What you should do
Count how many lines hold the string "name". Give that number alone.

Material for this task
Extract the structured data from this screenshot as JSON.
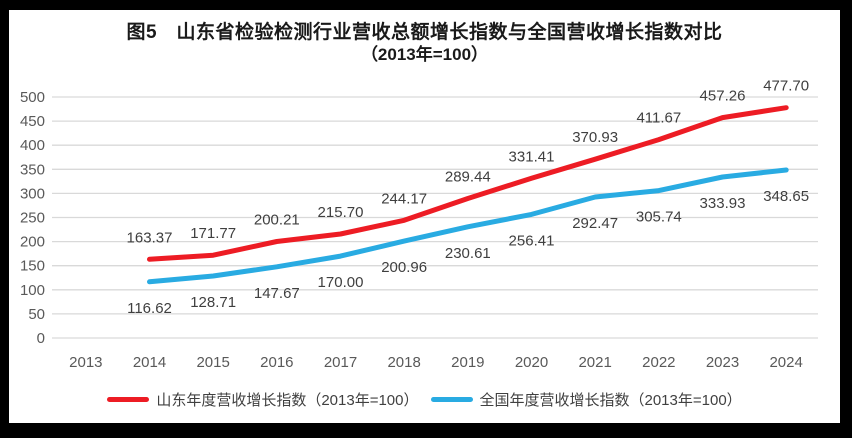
{
  "chart": {
    "title_line1": "图5　山东省检验检测行业营收总额增长指数与全国营收增长指数对比",
    "title_line2": "（2013年=100）"
  },
  "legend": {
    "items": [
      {
        "label": "山东年度营收增长指数（2013年=100）",
        "color": "#ed1c24"
      },
      {
        "label": "全国年度营收增长指数（2013年=100）",
        "color": "#29abe2"
      }
    ]
  },
  "chart_data": {
    "type": "line",
    "title": "图5 山东省检验检测行业营收总额增长指数与全国营收增长指数对比（2013年=100）",
    "categories": [
      "2013",
      "2014",
      "2015",
      "2016",
      "2017",
      "2018",
      "2019",
      "2020",
      "2021",
      "2022",
      "2023",
      "2024"
    ],
    "series": [
      {
        "name": "山东年度营收增长指数（2013年=100）",
        "color": "#ed1c24",
        "label_position": "above",
        "values": [
          null,
          163.37,
          171.77,
          200.21,
          215.7,
          244.17,
          289.44,
          331.41,
          370.93,
          411.67,
          457.26,
          477.7
        ]
      },
      {
        "name": "全国年度营收增长指数（2013年=100）",
        "color": "#29abe2",
        "label_position": "below",
        "values": [
          null,
          116.62,
          128.71,
          147.67,
          170.0,
          200.96,
          230.61,
          256.41,
          292.47,
          305.74,
          333.93,
          348.65
        ]
      }
    ],
    "ylim": [
      0,
      500
    ],
    "ytick_step": 50,
    "grid": "horizontal",
    "legend_position": "bottom",
    "data_labels": true,
    "data_label_decimals": 2
  },
  "colors": {
    "frame_background": "#000000",
    "card_background": "#ffffff",
    "gridline": "#d9d9d9",
    "tick_label": "#595959",
    "data_label": "#3f3f3f",
    "title_text": "#1a1a1a",
    "legend_text": "#404040"
  }
}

Result of the task
2